>> BEGIN
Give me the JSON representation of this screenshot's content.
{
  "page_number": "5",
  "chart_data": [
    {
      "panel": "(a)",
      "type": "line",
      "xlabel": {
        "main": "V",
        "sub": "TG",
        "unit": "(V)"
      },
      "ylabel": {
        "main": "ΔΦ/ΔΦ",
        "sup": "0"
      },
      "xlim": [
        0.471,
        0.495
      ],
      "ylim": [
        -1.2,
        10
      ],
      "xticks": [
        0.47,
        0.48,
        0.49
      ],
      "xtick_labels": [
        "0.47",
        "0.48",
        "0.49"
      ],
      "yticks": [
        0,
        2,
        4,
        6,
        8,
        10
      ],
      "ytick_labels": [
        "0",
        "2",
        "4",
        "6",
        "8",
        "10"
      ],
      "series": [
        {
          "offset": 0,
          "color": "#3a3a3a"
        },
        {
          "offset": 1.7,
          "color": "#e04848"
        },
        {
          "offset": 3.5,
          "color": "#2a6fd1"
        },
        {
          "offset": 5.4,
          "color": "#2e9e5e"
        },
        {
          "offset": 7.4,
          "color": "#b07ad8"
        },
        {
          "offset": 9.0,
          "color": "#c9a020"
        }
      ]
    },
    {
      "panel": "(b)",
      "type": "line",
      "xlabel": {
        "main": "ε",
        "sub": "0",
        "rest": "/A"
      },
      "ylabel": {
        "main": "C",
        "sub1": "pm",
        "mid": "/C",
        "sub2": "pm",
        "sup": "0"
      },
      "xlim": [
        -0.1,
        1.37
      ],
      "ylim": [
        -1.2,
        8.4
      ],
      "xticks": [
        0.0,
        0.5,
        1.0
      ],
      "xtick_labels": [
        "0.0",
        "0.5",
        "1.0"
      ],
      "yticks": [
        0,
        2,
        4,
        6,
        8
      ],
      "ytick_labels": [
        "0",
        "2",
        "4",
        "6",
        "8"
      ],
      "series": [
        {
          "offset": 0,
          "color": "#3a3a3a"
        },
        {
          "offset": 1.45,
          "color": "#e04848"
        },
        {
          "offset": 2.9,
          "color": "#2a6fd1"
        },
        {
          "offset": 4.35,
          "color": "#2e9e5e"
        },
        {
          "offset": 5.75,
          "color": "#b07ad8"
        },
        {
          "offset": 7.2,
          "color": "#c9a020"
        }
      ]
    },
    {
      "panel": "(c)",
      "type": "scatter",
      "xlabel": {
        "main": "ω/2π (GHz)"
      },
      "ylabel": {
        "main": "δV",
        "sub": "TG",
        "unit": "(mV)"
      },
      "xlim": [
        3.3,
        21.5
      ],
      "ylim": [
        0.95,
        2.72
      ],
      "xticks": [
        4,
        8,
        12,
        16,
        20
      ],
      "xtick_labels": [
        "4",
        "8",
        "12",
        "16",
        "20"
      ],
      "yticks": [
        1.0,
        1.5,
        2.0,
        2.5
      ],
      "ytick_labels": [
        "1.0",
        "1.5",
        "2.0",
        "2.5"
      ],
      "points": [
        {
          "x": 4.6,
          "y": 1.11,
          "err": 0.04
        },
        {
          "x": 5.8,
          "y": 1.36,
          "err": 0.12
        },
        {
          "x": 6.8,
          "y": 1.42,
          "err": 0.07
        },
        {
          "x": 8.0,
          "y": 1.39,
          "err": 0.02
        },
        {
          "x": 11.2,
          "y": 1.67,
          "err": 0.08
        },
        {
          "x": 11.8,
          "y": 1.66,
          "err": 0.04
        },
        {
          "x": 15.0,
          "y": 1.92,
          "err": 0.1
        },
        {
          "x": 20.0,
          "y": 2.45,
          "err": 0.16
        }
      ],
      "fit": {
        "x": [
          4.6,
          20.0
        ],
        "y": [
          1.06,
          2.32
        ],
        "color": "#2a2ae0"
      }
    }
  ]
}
>> END
» INSTRUCTIONS TO FOLLOW
Would you copy out each line exactly as written?

» RESULT FOR THIS EXERCISE
Give me the JSON representation of this screenshot's content.
{
  "page_number": "5",
  "chart_data": [
    {
      "panel": "(a)",
      "type": "line",
      "xlabel": {
        "main": "V",
        "sub": "TG",
        "unit": "(V)"
      },
      "ylabel": {
        "main": "ΔΦ/ΔΦ",
        "sup": "0"
      },
      "xlim": [
        0.471,
        0.495
      ],
      "ylim": [
        -1.2,
        10
      ],
      "xticks": [
        0.47,
        0.48,
        0.49
      ],
      "xtick_labels": [
        "0.47",
        "0.48",
        "0.49"
      ],
      "yticks": [
        0,
        2,
        4,
        6,
        8,
        10
      ],
      "ytick_labels": [
        "0",
        "2",
        "4",
        "6",
        "8",
        "10"
      ],
      "series": [
        {
          "offset": 0,
          "color": "#3a3a3a"
        },
        {
          "offset": 1.7,
          "color": "#e04848"
        },
        {
          "offset": 3.5,
          "color": "#2a6fd1"
        },
        {
          "offset": 5.4,
          "color": "#2e9e5e"
        },
        {
          "offset": 7.4,
          "color": "#b07ad8"
        },
        {
          "offset": 9.0,
          "color": "#c9a020"
        }
      ]
    },
    {
      "panel": "(b)",
      "type": "line",
      "xlabel": {
        "main": "ε",
        "sub": "0",
        "rest": "/A"
      },
      "ylabel": {
        "main": "C",
        "sub1": "pm",
        "mid": "/C",
        "sub2": "pm",
        "sup": "0"
      },
      "xlim": [
        -0.1,
        1.37
      ],
      "ylim": [
        -1.2,
        8.4
      ],
      "xticks": [
        0.0,
        0.5,
        1.0
      ],
      "xtick_labels": [
        "0.0",
        "0.5",
        "1.0"
      ],
      "yticks": [
        0,
        2,
        4,
        6,
        8
      ],
      "ytick_labels": [
        "0",
        "2",
        "4",
        "6",
        "8"
      ],
      "series": [
        {
          "offset": 0,
          "color": "#3a3a3a"
        },
        {
          "offset": 1.45,
          "color": "#e04848"
        },
        {
          "offset": 2.9,
          "color": "#2a6fd1"
        },
        {
          "offset": 4.35,
          "color": "#2e9e5e"
        },
        {
          "offset": 5.75,
          "color": "#b07ad8"
        },
        {
          "offset": 7.2,
          "color": "#c9a020"
        }
      ]
    },
    {
      "panel": "(c)",
      "type": "scatter",
      "xlabel": {
        "main": "ω/2π (GHz)"
      },
      "ylabel": {
        "main": "δV",
        "sub": "TG",
        "unit": "(mV)"
      },
      "xlim": [
        3.3,
        21.5
      ],
      "ylim": [
        0.95,
        2.72
      ],
      "xticks": [
        4,
        8,
        12,
        16,
        20
      ],
      "xtick_labels": [
        "4",
        "8",
        "12",
        "16",
        "20"
      ],
      "yticks": [
        1.0,
        1.5,
        2.0,
        2.5
      ],
      "ytick_labels": [
        "1.0",
        "1.5",
        "2.0",
        "2.5"
      ],
      "points": [
        {
          "x": 4.6,
          "y": 1.11,
          "err": 0.04
        },
        {
          "x": 5.8,
          "y": 1.36,
          "err": 0.12
        },
        {
          "x": 6.8,
          "y": 1.42,
          "err": 0.07
        },
        {
          "x": 8.0,
          "y": 1.39,
          "err": 0.02
        },
        {
          "x": 11.2,
          "y": 1.67,
          "err": 0.08
        },
        {
          "x": 11.8,
          "y": 1.66,
          "err": 0.04
        },
        {
          "x": 15.0,
          "y": 1.92,
          "err": 0.1
        },
        {
          "x": 20.0,
          "y": 2.45,
          "err": 0.16
        }
      ],
      "fit": {
        "x": [
          4.6,
          20.0
        ],
        "y": [
          1.06,
          2.32
        ],
        "color": "#2a2ae0"
      }
    }
  ]
}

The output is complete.